§ **Direction**
In the listing that follows, count the lines holding the word "information" and report only that number.

§ **Supplied data**
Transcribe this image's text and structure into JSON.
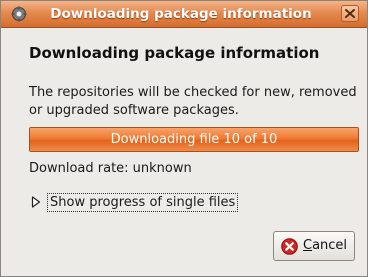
{
  "window": {
    "title": "Downloading package information",
    "app_icon": "package-manager-icon",
    "close_icon": "close-icon"
  },
  "dialog": {
    "heading": "Downloading package information",
    "description": "The repositories will be checked for new, removed or upgraded software packages.",
    "progress": {
      "text": "Downloading file 10 of 10",
      "fraction": 1.0
    },
    "download_rate": "Download rate: unknown",
    "expander_label": "Show progress of single files",
    "cancel_mnemonic": "C",
    "cancel_rest": "ancel"
  },
  "colors": {
    "accent": "#e3641c",
    "title_text": "#ffffff"
  }
}
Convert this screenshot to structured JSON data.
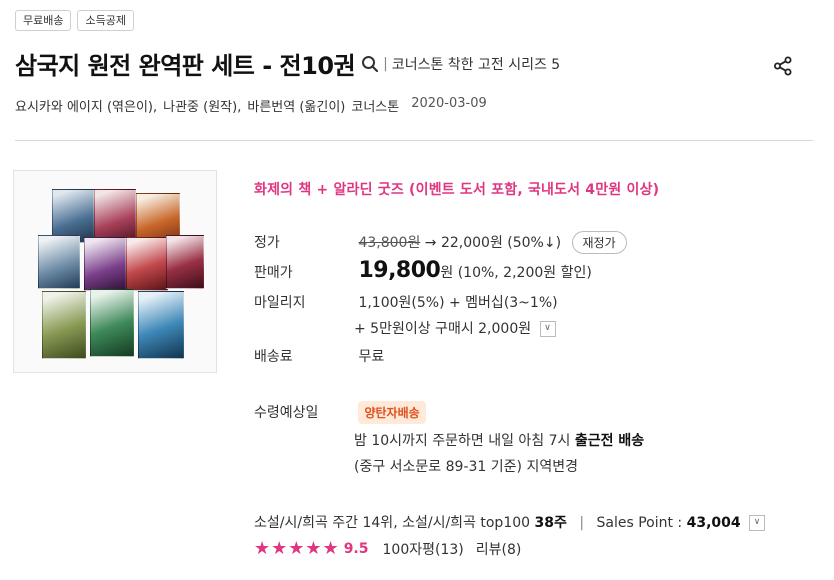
{
  "tags": [
    "무료배송",
    "소득공제"
  ],
  "title": "삼국지 원전 완역판 세트 - 전10권",
  "series_separator": "|",
  "series": "코너스톤 착한 고전 시리즈 5",
  "authors": [
    "요시카와 에이지 (엮은이),",
    "나관중 (원작),",
    "바른번역 (옮긴이)",
    "코너스톤"
  ],
  "date": "2020-03-09",
  "promo": "화제의 책 + 알라딘 굿즈 (이벤트 도서 포함, 국내도서 4만원 이상)",
  "list_price": {
    "label": "정가",
    "original": "43,800원",
    "arrow": "→",
    "sale": "22,000원 (50%↓)",
    "button": "재정가"
  },
  "sale_price": {
    "label": "판매가",
    "amount": "19,800",
    "unit": "원",
    "detail": "(10%, 2,200원 할인)"
  },
  "mileage": {
    "label": "마일리지",
    "line1": "1,100원(5%) + 멤버십(3~1%)",
    "line2": "+ 5만원이상 구매시 2,000원"
  },
  "shipping_fee": {
    "label": "배송료",
    "value": "무료"
  },
  "delivery": {
    "label": "수령예상일",
    "badge": "양탄자배송",
    "line1_prefix": "밤 10시까지 주문하면 내일 아침 7시 ",
    "line1_strong": "출근전 배송",
    "line2": "(중구 서소문로 89-31 기준) 지역변경"
  },
  "ranking": {
    "text": "소설/시/희곡 주간 14위, 소설/시/희곡 top100 ",
    "weeks": "38주",
    "pipe": "|",
    "sales_label": "Sales Point : ",
    "sales_value": "43,004"
  },
  "rating": {
    "stars": "★★★★★",
    "score": "9.5",
    "short_reviews": "100자평(13)",
    "reviews": "리뷰(8)"
  },
  "colors": {
    "accent_pink": "#e03681",
    "badge_orange": "#e0501f"
  }
}
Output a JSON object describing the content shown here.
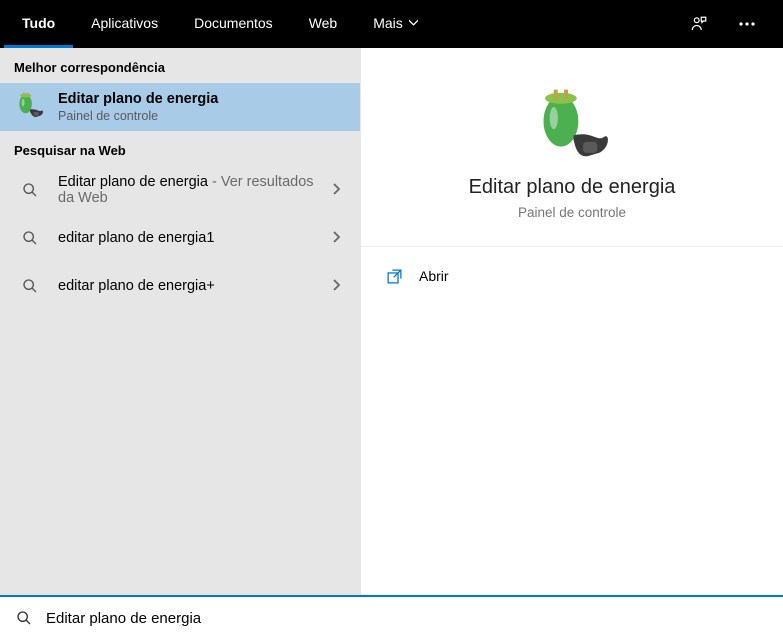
{
  "header": {
    "tabs": [
      "Tudo",
      "Aplicativos",
      "Documentos",
      "Web",
      "Mais"
    ],
    "active_tab_index": 0
  },
  "sidebar": {
    "best_match_header": "Melhor correspondência",
    "best_match": {
      "title": "Editar plano de energia",
      "subtitle": "Painel de controle"
    },
    "web_header": "Pesquisar na Web",
    "web_results": [
      {
        "title": "Editar plano de energia",
        "suffix": " - Ver resultados da Web"
      },
      {
        "title": "editar plano de energia1",
        "suffix": ""
      },
      {
        "title": "editar plano de energia+",
        "suffix": ""
      }
    ]
  },
  "detail": {
    "title": "Editar plano de energia",
    "subtitle": "Painel de controle",
    "actions": [
      {
        "label": "Abrir"
      }
    ]
  },
  "search": {
    "value": "Editar plano de energia"
  }
}
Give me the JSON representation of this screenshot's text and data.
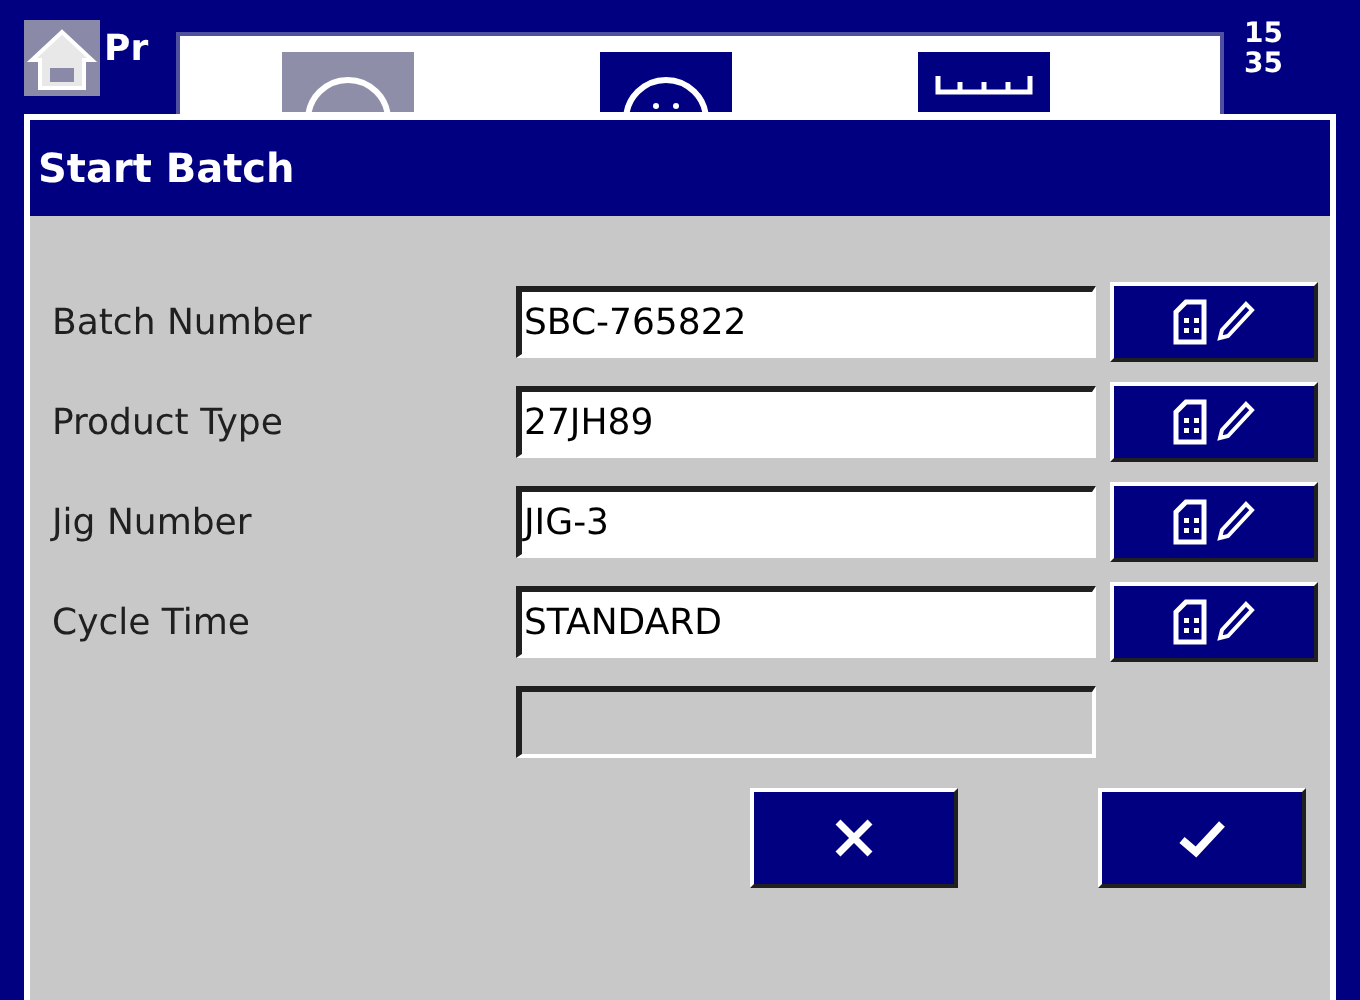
{
  "top_bar": {
    "app_label": "Pr",
    "clock": [
      "15",
      "35"
    ]
  },
  "dialog": {
    "title": "Start Batch",
    "fields": [
      {
        "label": "Batch Number",
        "value": "SBC-765822"
      },
      {
        "label": "Product Type",
        "value": "27JH89"
      },
      {
        "label": "Jig Number",
        "value": "JIG-3"
      },
      {
        "label": "Cycle Time",
        "value": "STANDARD"
      }
    ],
    "status_field": {
      "disabled": true
    },
    "buttons": [
      {
        "kind": "cancel"
      },
      {
        "kind": "confirm"
      }
    ]
  }
}
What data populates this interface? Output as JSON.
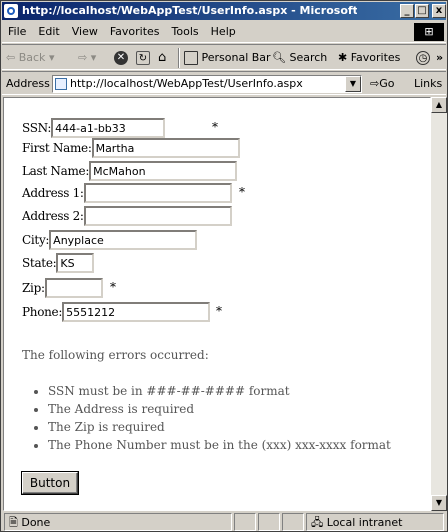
{
  "window": {
    "title": "http://localhost/WebAppTest/UserInfo.aspx - Microsoft Internet ...",
    "minimize": "_",
    "maximize": "□",
    "close": "x"
  },
  "menu": [
    "File",
    "Edit",
    "View",
    "Favorites",
    "Tools",
    "Help"
  ],
  "toolbar": {
    "back": "Back",
    "personal_bar": "Personal Bar",
    "search": "Search",
    "favorites": "Favorites",
    "more": "»"
  },
  "address": {
    "label": "Address",
    "url": "http://localhost/WebAppTest/UserInfo.aspx",
    "go": "Go",
    "links": "Links",
    "links_more": "»"
  },
  "form": {
    "ssn": {
      "label": "SSN:",
      "value": "444-a1-bb33",
      "required": "*"
    },
    "first_name": {
      "label": "First Name:",
      "value": "Martha"
    },
    "last_name": {
      "label": "Last Name:",
      "value": "McMahon"
    },
    "address1": {
      "label": "Address 1:",
      "value": "",
      "required": "*"
    },
    "address2": {
      "label": "Address 2:",
      "value": ""
    },
    "city": {
      "label": "City:",
      "value": "Anyplace"
    },
    "state": {
      "label": "State:",
      "value": "KS"
    },
    "zip": {
      "label": "Zip:",
      "value": "",
      "required": "*"
    },
    "phone": {
      "label": "Phone:",
      "value": "5551212",
      "required": "*"
    }
  },
  "errors": {
    "heading": "The following errors occurred:",
    "items": [
      "SSN must be in ###-##-#### format",
      "The Address is required",
      "The Zip is required",
      "The Phone Number must be in the (xxx) xxx-xxxx format"
    ]
  },
  "button": {
    "label": "Button"
  },
  "status": {
    "text": "Done",
    "zone": "Local intranet"
  }
}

§ **Right answer**
2